** Selected excerpt **
<<<<
Gas Law Relationships for AP Chemistry (page 2)
Practice problems for these concepts can be found at:
- Gases Multiple Choice Review Questions for AP Chemistry
- Gases Free-Response Questions for AP Chemistry
When we use the word pressure, we may be referring to the pressure of a gas inside a container or to atmospheric pressure, the pressure due to the weight of the atmosphere above us. These two different types of pressure are measured in slightly different ways. Atmospheric pressure is measured using a barometer (Figure 8.1).
An evacuated hollow tube sealed at one end is filled with mercury, and then the open end is immersed in a pool of mercury. Gravity will tend to pull the liquid level inside thetube down, while the weight of the atmospheric gases on the surface of the mercury pool will tend to force the liquid up into the tube. These two opposing forces will quickly balance each other, and the column of mercury inside the tube will stabilize. The height of the column of mercury above the surface of the mercury pool is called the atmospheric pressure. At sea level the column averages 760 mm high. This pressure is also called 1 atmosphere (atm). Commonly, the unit torr is used for pressure, where 1 torr = 1 mm Hg, so that atmospheric pressure at sea level equals 760 torr. The SI unit of pressure is the pascal (Pa), so that 1 atm = 760 mm Hg = 760 torr = 101,325 Pa (101.325 kPa). In the United States pounds per square inch (psi) is sometimes used, so that 1 atm = 14.69 psi.
To measure the gas pressure inside a container, a manometer (Figure 8.2) is used. As in the barometer, the pressure of the gas is balanced against a column of mercury.
Ideal Gas Equation
The ideal gas equation has the mathematical form of PV = nRT, where:
- P = pressure of the gas in atm, torr, mm Hg, Pa, etc.
- V = volume of the gas in L, mL, etc.
- n = number of moles of gas
- R = ideal gas constant: 0.0821 L·atm/K·mol
- T = Kelvin temperature
This is the value for R if the volume is expressed in liters, the pressure in atmospheres, and the temperature in kelvin (naturally). You could calculate another ideal gas constant based on different units of pressure and volume, but the simplest thing to do is to use the 0.0821 and convert the given volume to liters and the pressure to atm. And remember that you must express the temperature in kelvin.
Let's see how we might use the ideal gas equation. Suppose you want to know what volume 20.0 g of hydrogen gas would occupy at 27°C and 0.950 atm. You have the pressure in atm, you can get the temperature in kelvin (27°C + 273 = 300.K), but you will need to convert the grams of hydrogen gas to moles of hydrogen gas before you can use the ideal gas equation. Also, remember that hydrogen gas is diatomic, H2.
>>>>
** Requests **
1 - From the gas law text, return the words beginning at "- n = number" and ending after "temperature in kelvin.", copied with no changes.
2 - Carry the gas law text forward, picking up after its last sentence.

** Raw data **
<<<<
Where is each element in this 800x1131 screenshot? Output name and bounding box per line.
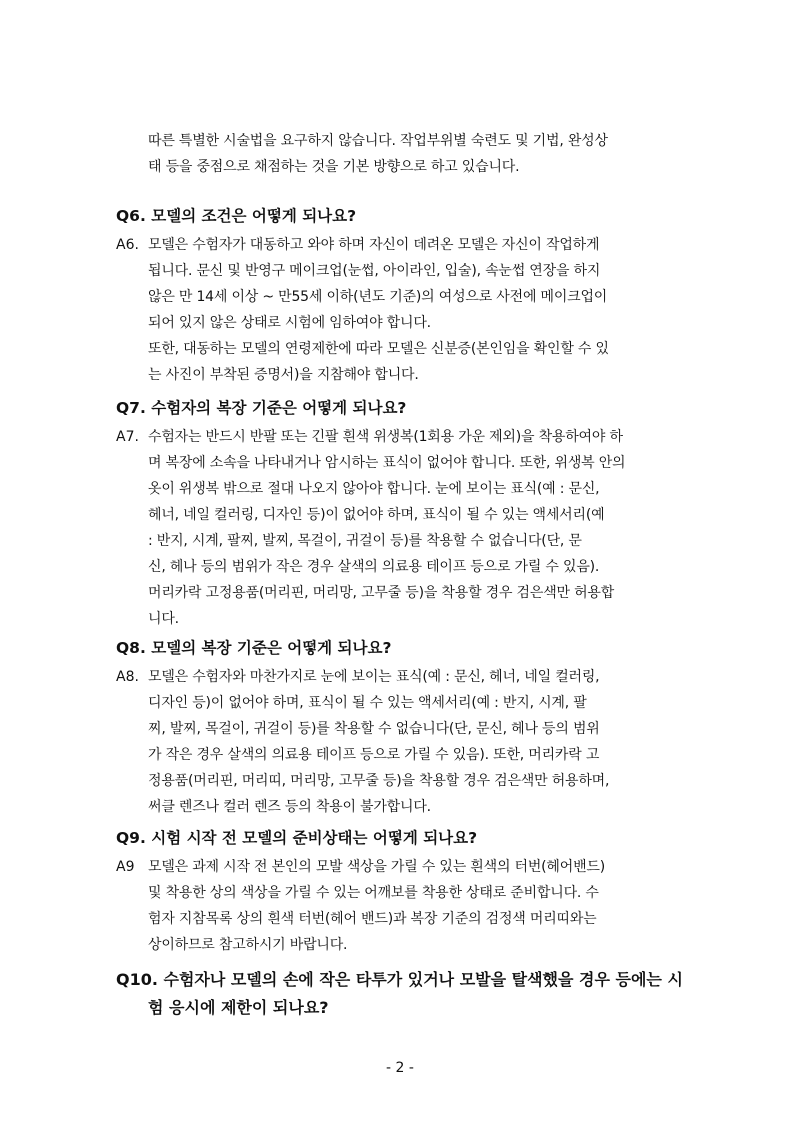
>>>>
** Answers to each task **
1 -
- n = number of moles of gas
- R = ideal gas constant: 0.0821 L·atm/K·mol
- T = Kelvin temperature
This is the value for R if the volume is expressed in liters, the pressure in atmospheres, and the temperature in kelvin (naturally). You could calculate another ideal gas constant based on different units of pressure and volume, but the simplest thing to do is to use the 0.0821 and convert the given volume to liters and the pressure to atm. And remember that you must express the temperature in kelvin.

2 -
First you'll convert the 20.0 g to moles:
- (20.0 g/l) × (1 mol H2/2.016 g) = 9.921 mol H2
(We're not worried about significant figures at this point, since this is an intermediate calculation.)
Now you can solve the ideal gas equation for the unknown quantity, the volume.
- PV = nRT
- V = nRT/P
Finally, plug in the numerical values for the different known quantities:
- V = (9.921 mol)(0.0821 L atm/K mol) (300.K)/0.950 atm
- V = 257 L
Is the answer reasonable? You have almost 10 mol of gas. It would occupy about 224 L at STP (10 mol × 22.4 L/mol) by Avogadro's relationship. The pressure is slightly less than standard pressure of 1 atm, which would tend to increase the volume (Boyle's law), and temperature is greater than standard temperature of 0°C, which would also increase the volume (Charles's law). So you might expect a volume greater than 224 L, and that is exactly what you found.
Remember, the final thing you do when working any type of chemistry problem is answer the question: Is the answer reasonable?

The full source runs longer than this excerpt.